Data excerpts:

◇ ◇ ◇ ◇ ◇

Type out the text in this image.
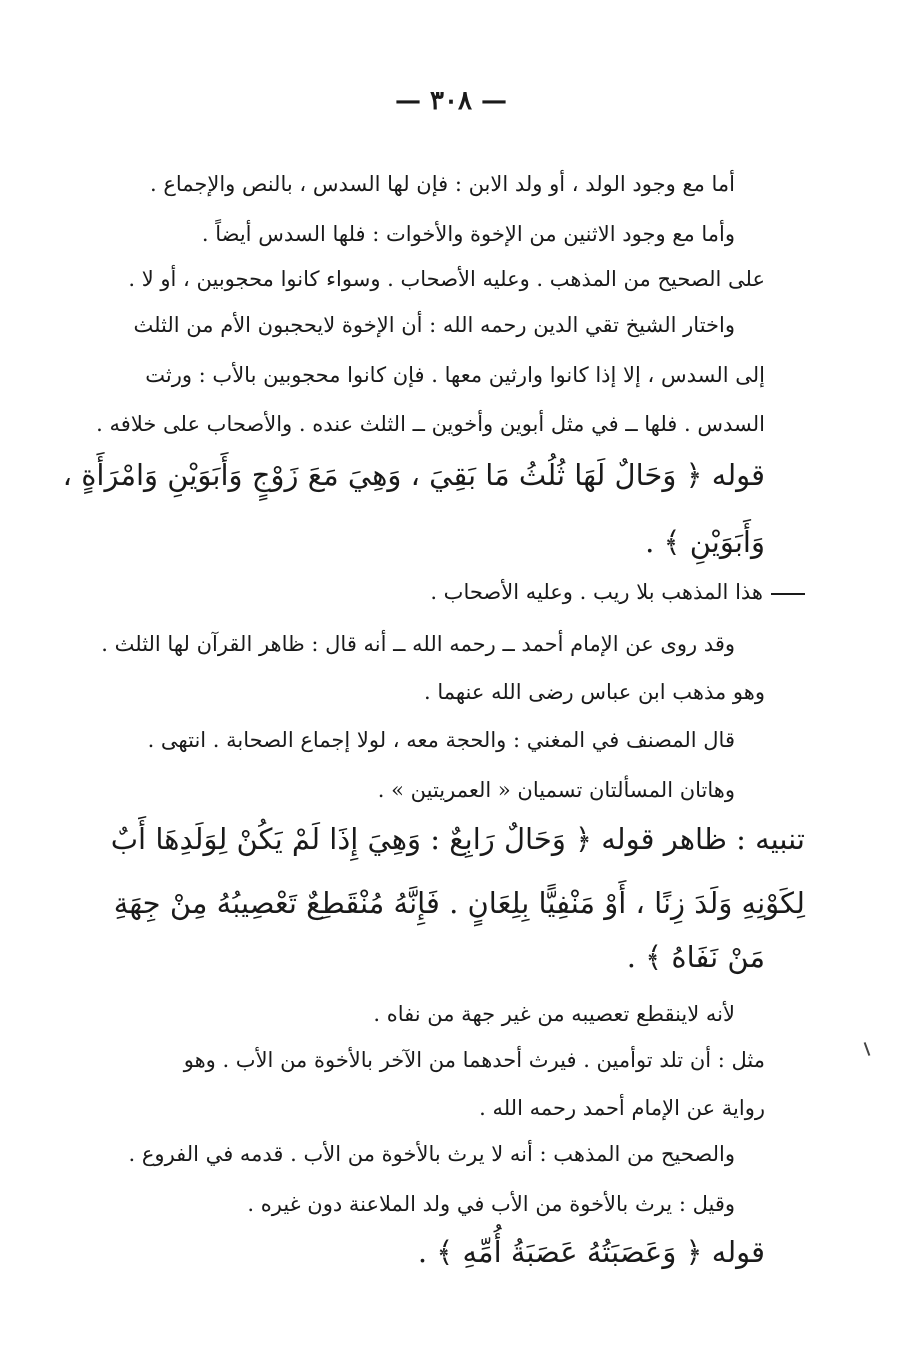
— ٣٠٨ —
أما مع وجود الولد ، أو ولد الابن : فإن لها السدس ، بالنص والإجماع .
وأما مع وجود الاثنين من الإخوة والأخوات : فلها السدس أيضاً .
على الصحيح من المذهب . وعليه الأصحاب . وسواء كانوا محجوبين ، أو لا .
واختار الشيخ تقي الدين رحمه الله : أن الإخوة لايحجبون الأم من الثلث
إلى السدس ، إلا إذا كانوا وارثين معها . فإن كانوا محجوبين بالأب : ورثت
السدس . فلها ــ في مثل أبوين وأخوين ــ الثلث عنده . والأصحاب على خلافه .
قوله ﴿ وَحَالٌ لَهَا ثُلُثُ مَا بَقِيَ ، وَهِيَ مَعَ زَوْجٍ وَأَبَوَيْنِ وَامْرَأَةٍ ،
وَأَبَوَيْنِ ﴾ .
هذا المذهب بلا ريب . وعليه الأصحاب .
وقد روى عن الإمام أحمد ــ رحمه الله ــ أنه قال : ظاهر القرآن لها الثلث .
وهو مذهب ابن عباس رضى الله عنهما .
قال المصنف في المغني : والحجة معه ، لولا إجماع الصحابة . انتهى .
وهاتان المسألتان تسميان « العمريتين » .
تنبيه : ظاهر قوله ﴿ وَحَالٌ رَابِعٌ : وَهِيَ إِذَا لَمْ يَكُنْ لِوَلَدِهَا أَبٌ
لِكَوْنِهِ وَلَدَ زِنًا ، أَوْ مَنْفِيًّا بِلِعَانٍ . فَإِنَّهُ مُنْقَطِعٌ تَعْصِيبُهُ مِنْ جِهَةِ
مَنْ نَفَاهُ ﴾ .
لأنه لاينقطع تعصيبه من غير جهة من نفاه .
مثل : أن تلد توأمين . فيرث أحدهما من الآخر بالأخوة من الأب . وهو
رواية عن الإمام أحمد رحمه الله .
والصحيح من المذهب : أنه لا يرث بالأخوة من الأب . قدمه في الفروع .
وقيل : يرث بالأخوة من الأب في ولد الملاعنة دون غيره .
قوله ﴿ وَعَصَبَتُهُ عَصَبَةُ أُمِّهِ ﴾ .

◇ ◇ ◇ ◇ ◇

* [EXERCISE TASK]: Check every line of the material for the string "ظاهر" and give the number of lines that have it, without anything else.

* [TASK ANSWER]: 2